***** MATERIAL PROVIDED
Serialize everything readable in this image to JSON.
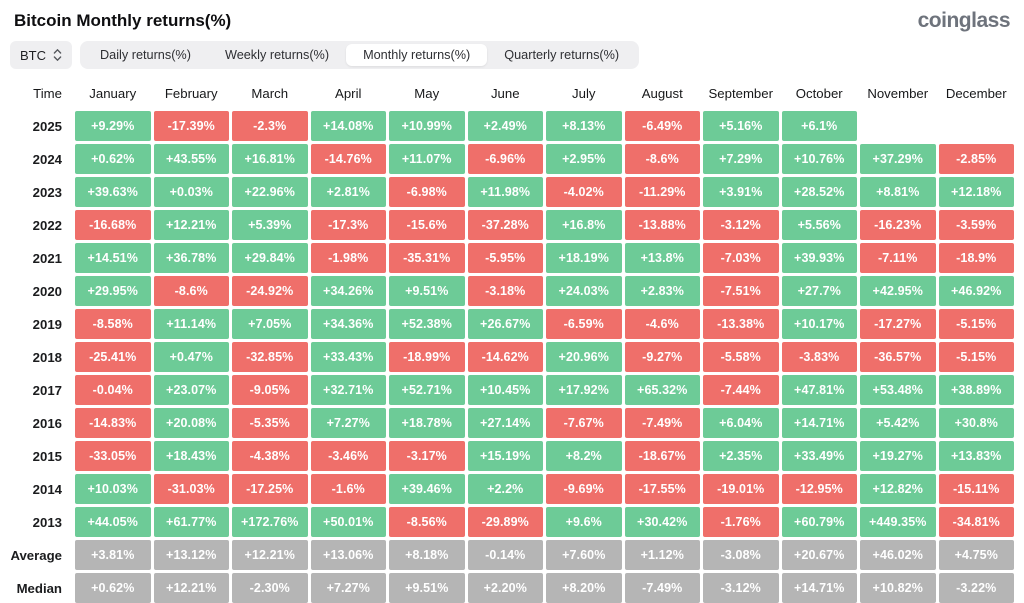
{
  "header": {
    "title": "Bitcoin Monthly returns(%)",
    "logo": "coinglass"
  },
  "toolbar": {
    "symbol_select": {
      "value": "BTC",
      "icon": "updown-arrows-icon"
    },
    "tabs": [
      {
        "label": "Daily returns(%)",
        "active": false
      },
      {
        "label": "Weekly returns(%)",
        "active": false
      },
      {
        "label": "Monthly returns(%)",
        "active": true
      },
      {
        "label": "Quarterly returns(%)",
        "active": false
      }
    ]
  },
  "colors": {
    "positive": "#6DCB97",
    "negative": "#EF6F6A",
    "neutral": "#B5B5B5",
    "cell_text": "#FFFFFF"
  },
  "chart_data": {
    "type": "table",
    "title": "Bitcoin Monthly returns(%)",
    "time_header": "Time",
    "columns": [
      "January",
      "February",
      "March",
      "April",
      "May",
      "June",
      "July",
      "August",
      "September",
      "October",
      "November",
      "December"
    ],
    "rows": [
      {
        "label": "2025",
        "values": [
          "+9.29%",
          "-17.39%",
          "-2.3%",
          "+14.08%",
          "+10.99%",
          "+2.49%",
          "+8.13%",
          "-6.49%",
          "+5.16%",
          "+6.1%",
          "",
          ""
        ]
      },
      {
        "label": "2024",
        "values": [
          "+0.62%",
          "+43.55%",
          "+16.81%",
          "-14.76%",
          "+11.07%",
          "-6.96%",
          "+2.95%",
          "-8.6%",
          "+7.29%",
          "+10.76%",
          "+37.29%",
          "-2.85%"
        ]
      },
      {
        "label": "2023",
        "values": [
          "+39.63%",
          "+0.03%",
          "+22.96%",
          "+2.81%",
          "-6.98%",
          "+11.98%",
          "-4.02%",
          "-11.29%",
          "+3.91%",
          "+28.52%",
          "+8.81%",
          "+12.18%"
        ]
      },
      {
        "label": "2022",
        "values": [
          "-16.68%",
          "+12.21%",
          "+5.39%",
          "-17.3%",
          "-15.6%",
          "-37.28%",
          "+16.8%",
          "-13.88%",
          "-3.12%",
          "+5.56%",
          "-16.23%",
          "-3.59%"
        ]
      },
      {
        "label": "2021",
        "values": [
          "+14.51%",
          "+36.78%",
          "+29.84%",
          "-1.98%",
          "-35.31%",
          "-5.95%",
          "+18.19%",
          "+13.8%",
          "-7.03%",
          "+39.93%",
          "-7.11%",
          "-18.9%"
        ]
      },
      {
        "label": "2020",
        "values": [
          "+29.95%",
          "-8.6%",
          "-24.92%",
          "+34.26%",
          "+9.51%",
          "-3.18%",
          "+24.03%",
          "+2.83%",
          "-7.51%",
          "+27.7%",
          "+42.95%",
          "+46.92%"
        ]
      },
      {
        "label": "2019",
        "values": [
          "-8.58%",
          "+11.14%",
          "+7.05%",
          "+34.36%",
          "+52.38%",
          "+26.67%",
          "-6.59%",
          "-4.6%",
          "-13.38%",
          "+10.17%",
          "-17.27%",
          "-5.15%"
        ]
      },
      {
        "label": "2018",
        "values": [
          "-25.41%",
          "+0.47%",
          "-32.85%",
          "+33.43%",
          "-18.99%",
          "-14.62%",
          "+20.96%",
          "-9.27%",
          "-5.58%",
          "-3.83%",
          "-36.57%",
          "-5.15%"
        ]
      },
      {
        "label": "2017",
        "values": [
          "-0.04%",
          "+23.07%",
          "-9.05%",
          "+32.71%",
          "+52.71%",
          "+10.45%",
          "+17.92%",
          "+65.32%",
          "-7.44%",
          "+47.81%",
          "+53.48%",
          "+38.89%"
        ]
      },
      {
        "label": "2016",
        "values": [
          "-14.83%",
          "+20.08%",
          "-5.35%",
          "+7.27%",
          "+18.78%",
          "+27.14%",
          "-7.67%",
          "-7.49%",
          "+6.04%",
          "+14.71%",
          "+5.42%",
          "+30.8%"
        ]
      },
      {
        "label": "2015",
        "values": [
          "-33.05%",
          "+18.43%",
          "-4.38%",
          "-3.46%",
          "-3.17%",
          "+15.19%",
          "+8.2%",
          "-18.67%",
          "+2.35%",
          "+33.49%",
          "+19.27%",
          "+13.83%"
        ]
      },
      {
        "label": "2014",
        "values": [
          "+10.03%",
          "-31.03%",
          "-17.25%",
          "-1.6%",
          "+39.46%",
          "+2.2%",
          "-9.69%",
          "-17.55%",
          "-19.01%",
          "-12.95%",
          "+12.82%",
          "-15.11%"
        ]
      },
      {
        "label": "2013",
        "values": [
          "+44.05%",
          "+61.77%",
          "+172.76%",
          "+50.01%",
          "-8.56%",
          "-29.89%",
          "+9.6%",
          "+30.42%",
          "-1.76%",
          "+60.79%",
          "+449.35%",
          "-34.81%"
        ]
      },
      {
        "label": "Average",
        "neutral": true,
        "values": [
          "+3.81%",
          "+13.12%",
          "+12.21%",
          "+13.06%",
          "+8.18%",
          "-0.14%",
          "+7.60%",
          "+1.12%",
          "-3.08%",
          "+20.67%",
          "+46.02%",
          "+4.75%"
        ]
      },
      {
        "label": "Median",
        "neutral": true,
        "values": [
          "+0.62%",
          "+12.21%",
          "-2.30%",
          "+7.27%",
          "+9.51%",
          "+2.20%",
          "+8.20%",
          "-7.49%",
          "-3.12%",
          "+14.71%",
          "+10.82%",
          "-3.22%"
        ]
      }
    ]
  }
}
**********
***** MATERIAL PROVIDED
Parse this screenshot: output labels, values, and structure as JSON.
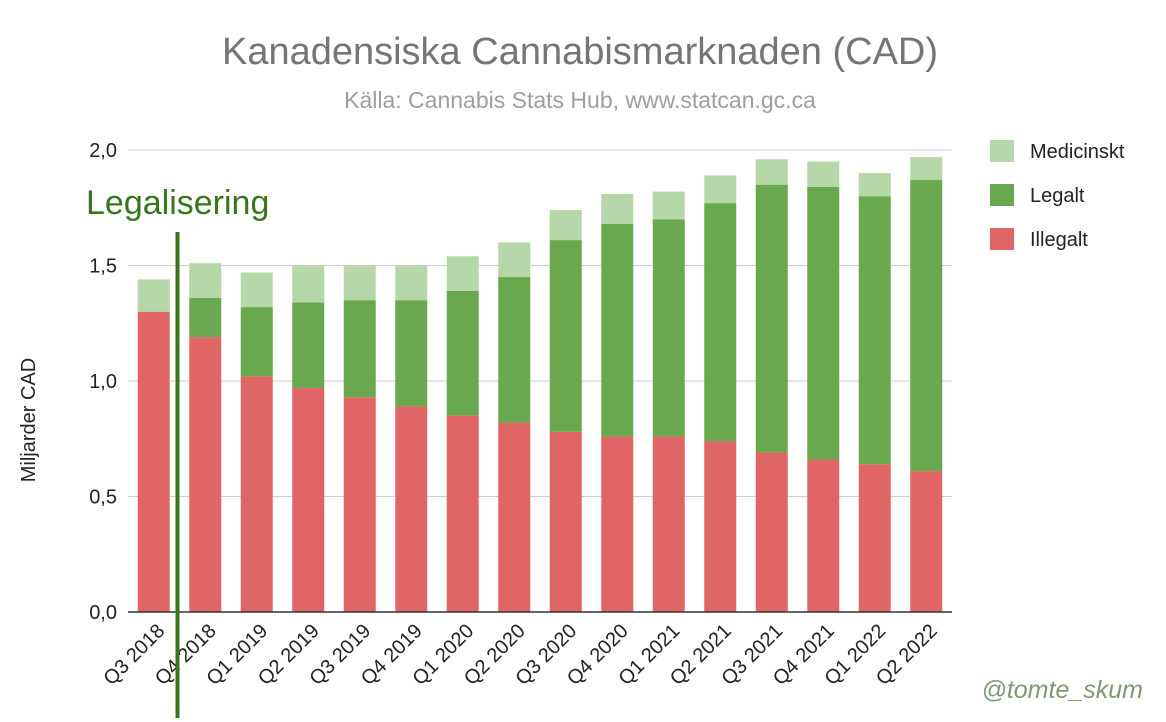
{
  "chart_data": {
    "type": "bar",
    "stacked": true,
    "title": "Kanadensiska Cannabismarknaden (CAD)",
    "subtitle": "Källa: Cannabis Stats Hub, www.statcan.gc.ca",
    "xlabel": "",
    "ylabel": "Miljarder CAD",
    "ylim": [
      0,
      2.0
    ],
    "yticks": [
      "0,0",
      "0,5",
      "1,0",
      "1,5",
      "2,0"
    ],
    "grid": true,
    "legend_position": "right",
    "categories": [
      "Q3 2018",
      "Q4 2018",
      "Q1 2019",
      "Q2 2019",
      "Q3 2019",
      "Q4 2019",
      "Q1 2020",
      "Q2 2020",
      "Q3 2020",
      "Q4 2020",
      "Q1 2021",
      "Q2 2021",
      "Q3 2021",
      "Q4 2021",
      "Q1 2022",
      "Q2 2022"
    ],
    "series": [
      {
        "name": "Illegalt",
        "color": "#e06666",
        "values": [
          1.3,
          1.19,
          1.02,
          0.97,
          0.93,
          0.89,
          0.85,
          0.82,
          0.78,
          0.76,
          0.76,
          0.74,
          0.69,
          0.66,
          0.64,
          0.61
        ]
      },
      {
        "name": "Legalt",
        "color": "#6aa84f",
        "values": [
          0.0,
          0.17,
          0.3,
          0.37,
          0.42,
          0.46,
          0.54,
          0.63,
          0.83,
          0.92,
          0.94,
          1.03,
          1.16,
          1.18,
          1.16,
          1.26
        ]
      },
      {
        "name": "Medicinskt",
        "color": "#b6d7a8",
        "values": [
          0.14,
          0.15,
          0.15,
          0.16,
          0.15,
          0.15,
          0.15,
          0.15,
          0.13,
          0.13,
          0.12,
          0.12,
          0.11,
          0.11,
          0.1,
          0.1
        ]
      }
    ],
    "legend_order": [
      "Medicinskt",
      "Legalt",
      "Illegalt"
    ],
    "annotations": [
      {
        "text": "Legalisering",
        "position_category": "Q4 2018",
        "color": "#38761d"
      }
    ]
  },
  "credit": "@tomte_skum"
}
**********
*GIVEN PROBLEM*. Show every line above in which the word "JSON" occurs.

*OUTPUT BELOW*.
Serialize everything readable in this image to JSON.
Parse this screenshot: output labels, values, and structure as JSON.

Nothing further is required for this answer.